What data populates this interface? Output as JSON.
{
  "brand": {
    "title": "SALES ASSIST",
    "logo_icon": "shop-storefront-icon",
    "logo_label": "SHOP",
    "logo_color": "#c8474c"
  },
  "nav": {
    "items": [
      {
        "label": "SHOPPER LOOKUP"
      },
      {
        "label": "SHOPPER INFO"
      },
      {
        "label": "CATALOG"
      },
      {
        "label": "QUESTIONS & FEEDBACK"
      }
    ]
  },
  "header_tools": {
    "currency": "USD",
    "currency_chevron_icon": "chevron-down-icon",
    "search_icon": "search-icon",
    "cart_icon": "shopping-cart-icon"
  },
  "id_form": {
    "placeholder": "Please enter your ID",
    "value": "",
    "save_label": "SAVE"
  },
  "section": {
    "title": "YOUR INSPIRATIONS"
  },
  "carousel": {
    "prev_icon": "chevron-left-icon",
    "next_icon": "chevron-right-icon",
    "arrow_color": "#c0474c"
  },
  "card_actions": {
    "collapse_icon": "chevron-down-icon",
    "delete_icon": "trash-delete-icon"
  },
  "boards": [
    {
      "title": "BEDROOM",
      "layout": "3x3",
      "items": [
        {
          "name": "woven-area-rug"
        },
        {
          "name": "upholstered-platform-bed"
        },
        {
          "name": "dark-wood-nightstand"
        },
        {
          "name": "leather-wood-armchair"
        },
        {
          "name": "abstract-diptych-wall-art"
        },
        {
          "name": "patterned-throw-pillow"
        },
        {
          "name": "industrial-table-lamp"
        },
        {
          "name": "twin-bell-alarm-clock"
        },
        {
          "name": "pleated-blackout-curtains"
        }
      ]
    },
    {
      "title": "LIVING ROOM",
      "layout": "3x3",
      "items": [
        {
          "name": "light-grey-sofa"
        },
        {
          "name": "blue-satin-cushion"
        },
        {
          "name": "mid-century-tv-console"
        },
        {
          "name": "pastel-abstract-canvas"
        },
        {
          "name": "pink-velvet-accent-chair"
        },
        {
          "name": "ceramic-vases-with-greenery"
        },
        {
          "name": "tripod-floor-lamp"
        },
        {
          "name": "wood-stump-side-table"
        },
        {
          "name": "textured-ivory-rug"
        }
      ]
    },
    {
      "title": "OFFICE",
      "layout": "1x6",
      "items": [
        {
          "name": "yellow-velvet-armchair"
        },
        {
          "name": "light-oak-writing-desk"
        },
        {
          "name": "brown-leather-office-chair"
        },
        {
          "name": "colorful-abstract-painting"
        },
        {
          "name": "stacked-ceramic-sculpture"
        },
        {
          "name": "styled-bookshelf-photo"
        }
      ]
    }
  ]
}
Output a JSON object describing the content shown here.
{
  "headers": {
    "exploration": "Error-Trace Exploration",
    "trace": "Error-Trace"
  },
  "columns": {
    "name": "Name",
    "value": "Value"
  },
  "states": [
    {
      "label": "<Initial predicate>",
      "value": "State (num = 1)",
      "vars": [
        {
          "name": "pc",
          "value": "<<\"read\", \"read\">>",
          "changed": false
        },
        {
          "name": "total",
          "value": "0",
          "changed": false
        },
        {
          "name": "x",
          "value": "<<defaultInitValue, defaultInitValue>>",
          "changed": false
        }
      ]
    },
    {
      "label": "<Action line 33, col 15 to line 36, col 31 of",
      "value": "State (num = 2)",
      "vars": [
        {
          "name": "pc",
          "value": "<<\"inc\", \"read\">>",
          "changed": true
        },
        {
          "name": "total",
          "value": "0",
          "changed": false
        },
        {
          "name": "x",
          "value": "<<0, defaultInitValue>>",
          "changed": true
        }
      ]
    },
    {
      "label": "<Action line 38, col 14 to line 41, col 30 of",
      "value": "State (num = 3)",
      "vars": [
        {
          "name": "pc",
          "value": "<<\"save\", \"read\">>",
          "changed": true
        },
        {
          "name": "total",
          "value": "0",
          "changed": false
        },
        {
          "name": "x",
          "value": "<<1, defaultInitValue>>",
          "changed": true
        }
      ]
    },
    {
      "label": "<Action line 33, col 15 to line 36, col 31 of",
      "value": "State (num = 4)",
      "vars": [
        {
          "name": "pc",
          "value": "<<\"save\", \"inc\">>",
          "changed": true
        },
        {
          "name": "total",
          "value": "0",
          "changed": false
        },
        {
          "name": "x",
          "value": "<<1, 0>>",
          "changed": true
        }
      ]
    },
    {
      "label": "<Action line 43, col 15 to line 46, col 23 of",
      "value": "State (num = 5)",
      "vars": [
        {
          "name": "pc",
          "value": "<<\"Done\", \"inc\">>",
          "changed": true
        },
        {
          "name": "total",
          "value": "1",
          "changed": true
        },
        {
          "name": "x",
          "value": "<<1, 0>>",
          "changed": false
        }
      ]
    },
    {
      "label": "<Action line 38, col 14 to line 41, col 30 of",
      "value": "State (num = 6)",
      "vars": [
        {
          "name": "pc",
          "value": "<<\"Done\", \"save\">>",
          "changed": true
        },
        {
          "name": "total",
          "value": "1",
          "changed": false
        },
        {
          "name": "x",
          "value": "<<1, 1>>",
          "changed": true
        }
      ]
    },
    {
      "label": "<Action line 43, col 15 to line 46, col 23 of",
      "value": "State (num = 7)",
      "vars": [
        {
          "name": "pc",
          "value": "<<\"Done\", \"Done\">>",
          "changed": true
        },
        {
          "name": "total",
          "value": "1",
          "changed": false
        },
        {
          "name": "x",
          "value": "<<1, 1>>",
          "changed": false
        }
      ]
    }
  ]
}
_ _ _
All of the records must be repeated exactly.

» **WRITTEN ANSWER**:
What data populates this interface? Output as JSON.
{
  "brand": {
    "title": "SALES ASSIST",
    "logo_icon": "shop-storefront-icon",
    "logo_label": "SHOP",
    "logo_color": "#c8474c"
  },
  "nav": {
    "items": [
      {
        "label": "SHOPPER LOOKUP"
      },
      {
        "label": "SHOPPER INFO"
      },
      {
        "label": "CATALOG"
      },
      {
        "label": "QUESTIONS & FEEDBACK"
      }
    ]
  },
  "header_tools": {
    "currency": "USD",
    "currency_chevron_icon": "chevron-down-icon",
    "search_icon": "search-icon",
    "cart_icon": "shopping-cart-icon"
  },
  "id_form": {
    "placeholder": "Please enter your ID",
    "value": "",
    "save_label": "SAVE"
  },
  "section": {
    "title": "YOUR INSPIRATIONS"
  },
  "carousel": {
    "prev_icon": "chevron-left-icon",
    "next_icon": "chevron-right-icon",
    "arrow_color": "#c0474c"
  },
  "card_actions": {
    "collapse_icon": "chevron-down-icon",
    "delete_icon": "trash-delete-icon"
  },
  "boards": [
    {
      "title": "BEDROOM",
      "layout": "3x3",
      "items": [
        {
          "name": "woven-area-rug"
        },
        {
          "name": "upholstered-platform-bed"
        },
        {
          "name": "dark-wood-nightstand"
        },
        {
          "name": "leather-wood-armchair"
        },
        {
          "name": "abstract-diptych-wall-art"
        },
        {
          "name": "patterned-throw-pillow"
        },
        {
          "name": "industrial-table-lamp"
        },
        {
          "name": "twin-bell-alarm-clock"
        },
        {
          "name": "pleated-blackout-curtains"
        }
      ]
    },
    {
      "title": "LIVING ROOM",
      "layout": "3x3",
      "items": [
        {
          "name": "light-grey-sofa"
        },
        {
          "name": "blue-satin-cushion"
        },
        {
          "name": "mid-century-tv-console"
        },
        {
          "name": "pastel-abstract-canvas"
        },
        {
          "name": "pink-velvet-accent-chair"
        },
        {
          "name": "ceramic-vases-with-greenery"
        },
        {
          "name": "tripod-floor-lamp"
        },
        {
          "name": "wood-stump-side-table"
        },
        {
          "name": "textured-ivory-rug"
        }
      ]
    },
    {
      "title": "OFFICE",
      "layout": "1x6",
      "items": [
        {
          "name": "yellow-velvet-armchair"
        },
        {
          "name": "light-oak-writing-desk"
        },
        {
          "name": "brown-leather-office-chair"
        },
        {
          "name": "colorful-abstract-painting"
        },
        {
          "name": "stacked-ceramic-sculpture"
        },
        {
          "name": "styled-bookshelf-photo"
        }
      ]
    }
  ]
}
Output a JSON object describing the content shown here.
{
  "headers": {
    "exploration": "Error-Trace Exploration",
    "trace": "Error-Trace"
  },
  "columns": {
    "name": "Name",
    "value": "Value"
  },
  "states": [
    {
      "label": "<Initial predicate>",
      "value": "State (num = 1)",
      "vars": [
        {
          "name": "pc",
          "value": "<<\"read\", \"read\">>",
          "changed": false
        },
        {
          "name": "total",
          "value": "0",
          "changed": false
        },
        {
          "name": "x",
          "value": "<<defaultInitValue, defaultInitValue>>",
          "changed": false
        }
      ]
    },
    {
      "label": "<Action line 33, col 15 to line 36, col 31 of",
      "value": "State (num = 2)",
      "vars": [
        {
          "name": "pc",
          "value": "<<\"inc\", \"read\">>",
          "changed": true
        },
        {
          "name": "total",
          "value": "0",
          "changed": false
        },
        {
          "name": "x",
          "value": "<<0, defaultInitValue>>",
          "changed": true
        }
      ]
    },
    {
      "label": "<Action line 38, col 14 to line 41, col 30 of",
      "value": "State (num = 3)",
      "vars": [
        {
          "name": "pc",
          "value": "<<\"save\", \"read\">>",
          "changed": true
        },
        {
          "name": "total",
          "value": "0",
          "changed": false
        },
        {
          "name": "x",
          "value": "<<1, defaultInitValue>>",
          "changed": true
        }
      ]
    },
    {
      "label": "<Action line 33, col 15 to line 36, col 31 of",
      "value": "State (num = 4)",
      "vars": [
        {
          "name": "pc",
          "value": "<<\"save\", \"inc\">>",
          "changed": true
        },
        {
          "name": "total",
          "value": "0",
          "changed": false
        },
        {
          "name": "x",
          "value": "<<1, 0>>",
          "changed": true
        }
      ]
    },
    {
      "label": "<Action line 43, col 15 to line 46, col 23 of",
      "value": "State (num = 5)",
      "vars": [
        {
          "name": "pc",
          "value": "<<\"Done\", \"inc\">>",
          "changed": true
        },
        {
          "name": "total",
          "value": "1",
          "changed": true
        },
        {
          "name": "x",
          "value": "<<1, 0>>",
          "changed": false
        }
      ]
    },
    {
      "label": "<Action line 38, col 14 to line 41, col 30 of",
      "value": "State (num = 6)",
      "vars": [
        {
          "name": "pc",
          "value": "<<\"Done\", \"save\">>",
          "changed": true
        },
        {
          "name": "total",
          "value": "1",
          "changed": false
        },
        {
          "name": "x",
          "value": "<<1, 1>>",
          "changed": true
        }
      ]
    },
    {
      "label": "<Action line 43, col 15 to line 46, col 23 of",
      "value": "State (num = 7)",
      "vars": [
        {
          "name": "pc",
          "value": "<<\"Done\", \"Done\">>",
          "changed": true
        },
        {
          "name": "total",
          "value": "1",
          "changed": false
        },
        {
          "name": "x",
          "value": "<<1, 1>>",
          "changed": false
        }
      ]
    }
  ]
}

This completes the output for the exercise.